• _Provided text_
Coaching Works!

Coaching Works!
115 reps in 30 minutes

Beginning TPRS teacher — less than 1 year teaching

Prior workshops: 0

Coaching: 1 hour of individual or small-group coaching every other week

“I had the worst kid (behaviorally and linguistically) in every class count how
many times I said Qu. On Monday, my worst kid was shushing the class so that he
could hear all my Qu s. He counted 115 and knows the word Qu, by heart. “

What he didn’t realize when he wrote this was that HE is amazing — 115
repetitions of an item in a 30 minute session?!? Lots of experienced teachers
would be proud of that sort of number! This is a new teacher in an inner-city
school, and he’s doing that many repetitions and still keeping the students
engaged! Can you imagine what his kids will be able to do by the end of the


I found this note by visiting as Laurie recommended on her blog (see under TPRS blogs). Both the comment about handling a difficult kid as well as the response demonstrate what happens in coaching meetings: the teacher shares an idea everyone can benefit from, and the coach points out the gems that the teacher might not even recognize as genius.

I had been thinking about how to start back up again next week–mostly about discussing with kids that if they get an A on the (very small percentage of the grade) classroom participation by following Ben’s classroom rules every single day, I would consider that A to have a very heavy weight when time  comes to set semester grades. I don’t mark those participation grades too regularly, but I think I should be a little more consistent about them. Generally, if the kid is . . . looking me in the eyes, sitting up straight, volunteering with answers, responding to every question or statement, reading actively, and asking for clarification when needed, that kid has every chance of succeeding. It would be interesting classroom research (I know perfectly well that it would be totally biased, so don’t get me wrong) to be really tough on giving out A’s for that teeny “non-academic” grade and then comparing the rest of the standard areas. My hypothesis is that any kid who could get an A in participation would also get A’s everywhere else.

Layout records:
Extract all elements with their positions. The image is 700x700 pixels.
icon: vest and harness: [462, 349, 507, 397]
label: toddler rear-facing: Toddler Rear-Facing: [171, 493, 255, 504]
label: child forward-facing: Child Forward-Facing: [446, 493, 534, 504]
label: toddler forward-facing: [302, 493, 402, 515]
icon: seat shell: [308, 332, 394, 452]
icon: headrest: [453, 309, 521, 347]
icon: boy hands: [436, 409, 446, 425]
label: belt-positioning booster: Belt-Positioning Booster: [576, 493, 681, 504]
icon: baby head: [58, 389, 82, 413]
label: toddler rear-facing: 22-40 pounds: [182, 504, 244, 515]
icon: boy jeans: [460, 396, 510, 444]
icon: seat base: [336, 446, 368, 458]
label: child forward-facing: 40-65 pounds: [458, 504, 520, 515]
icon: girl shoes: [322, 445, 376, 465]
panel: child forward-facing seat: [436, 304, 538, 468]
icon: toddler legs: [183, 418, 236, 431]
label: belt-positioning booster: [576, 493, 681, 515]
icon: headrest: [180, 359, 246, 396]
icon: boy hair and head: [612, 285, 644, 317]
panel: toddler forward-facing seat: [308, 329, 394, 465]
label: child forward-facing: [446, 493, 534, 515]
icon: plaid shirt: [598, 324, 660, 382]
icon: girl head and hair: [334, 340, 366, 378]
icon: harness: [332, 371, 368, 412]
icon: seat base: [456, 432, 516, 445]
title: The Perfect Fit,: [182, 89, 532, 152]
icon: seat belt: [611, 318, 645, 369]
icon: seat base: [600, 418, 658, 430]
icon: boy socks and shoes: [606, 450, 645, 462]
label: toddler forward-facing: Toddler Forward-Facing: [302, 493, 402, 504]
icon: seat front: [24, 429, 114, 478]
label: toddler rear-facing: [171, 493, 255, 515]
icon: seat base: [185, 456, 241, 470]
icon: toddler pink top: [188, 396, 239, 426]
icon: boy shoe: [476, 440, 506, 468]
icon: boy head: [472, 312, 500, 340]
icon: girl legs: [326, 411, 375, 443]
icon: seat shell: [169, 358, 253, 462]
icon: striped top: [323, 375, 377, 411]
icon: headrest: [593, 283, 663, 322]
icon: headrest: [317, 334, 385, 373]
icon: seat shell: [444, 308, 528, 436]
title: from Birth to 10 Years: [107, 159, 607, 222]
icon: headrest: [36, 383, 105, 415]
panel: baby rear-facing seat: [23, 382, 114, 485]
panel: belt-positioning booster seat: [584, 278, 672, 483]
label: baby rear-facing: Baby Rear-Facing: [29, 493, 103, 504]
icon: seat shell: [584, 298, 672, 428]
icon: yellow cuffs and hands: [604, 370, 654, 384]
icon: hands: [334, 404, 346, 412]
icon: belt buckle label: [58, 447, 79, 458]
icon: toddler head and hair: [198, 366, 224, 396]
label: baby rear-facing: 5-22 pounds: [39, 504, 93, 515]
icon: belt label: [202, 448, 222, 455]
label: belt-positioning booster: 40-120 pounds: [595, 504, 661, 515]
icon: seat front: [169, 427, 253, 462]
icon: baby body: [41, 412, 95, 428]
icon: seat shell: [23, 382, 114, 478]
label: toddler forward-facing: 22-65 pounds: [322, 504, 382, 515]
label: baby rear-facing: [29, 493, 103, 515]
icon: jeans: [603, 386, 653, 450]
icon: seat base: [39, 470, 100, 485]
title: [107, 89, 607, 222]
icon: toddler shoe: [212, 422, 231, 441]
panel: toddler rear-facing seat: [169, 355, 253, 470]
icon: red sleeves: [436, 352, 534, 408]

• _Goal 1_
Output the coaching post in full, word for word.
• _Goal 2_
Return the rows verbatim, starting at their first line and ending with the line containing "icon: headrest: [453, 309, 521, 347]", with both ends included.
The coaching post and the rows have no connection to each other.

• _Correct output 1_
Coaching Works!

Coaching Works!
115 reps in 30 minutes

Beginning TPRS teacher — less than 1 year teaching

Prior workshops: 0

Coaching: 1 hour of individual or small-group coaching every other week

“I had the worst kid (behaviorally and linguistically) in every class count how
many times I said Qu. On Monday, my worst kid was shushing the class so that he
could hear all my Qu s. He counted 115 and knows the word Qu, by heart. “

What he didn’t realize when he wrote this was that HE is amazing — 115
repetitions of an item in a 30 minute session?!? Lots of experienced teachers
would be proud of that sort of number! This is a new teacher in an inner-city
school, and he’s doing that many repetitions and still keeping the students
engaged! Can you imagine what his kids will be able to do by the end of the


I found this note by visiting as Laurie recommended on her blog (see under TPRS blogs). Both the comment about handling a difficult kid as well as the response demonstrate what happens in coaching meetings: the teacher shares an idea everyone can benefit from, and the coach points out the gems that the teacher might not even recognize as genius.

I had been thinking about how to start back up again next week–mostly about discussing with kids that if they get an A on the (very small percentage of the grade) classroom participation by following Ben’s classroom rules every single day, I would consider that A to have a very heavy weight when time  comes to set semester grades. I don’t mark those participation grades too regularly, but I think I should be a little more consistent about them. Generally, if the kid is . . . looking me in the eyes, sitting up straight, volunteering with answers, responding to every question or statement, reading actively, and asking for clarification when needed, that kid has every chance of succeeding. It would be interesting classroom research (I know perfectly well that it would be totally biased, so don’t get me wrong) to be really tough on giving out A’s for that teeny “non-academic” grade and then comparing the rest of the standard areas. My hypothesis is that any kid who could get an A in participation would also get A’s everywhere else.

• _Correct output 2_
Extract all elements with their positions. The image is 700x700 pixels.
icon: vest and harness: [462, 349, 507, 397]
label: toddler rear-facing: Toddler Rear-Facing: [171, 493, 255, 504]
label: child forward-facing: Child Forward-Facing: [446, 493, 534, 504]
label: toddler forward-facing: [302, 493, 402, 515]
icon: seat shell: [308, 332, 394, 452]
icon: headrest: [453, 309, 521, 347]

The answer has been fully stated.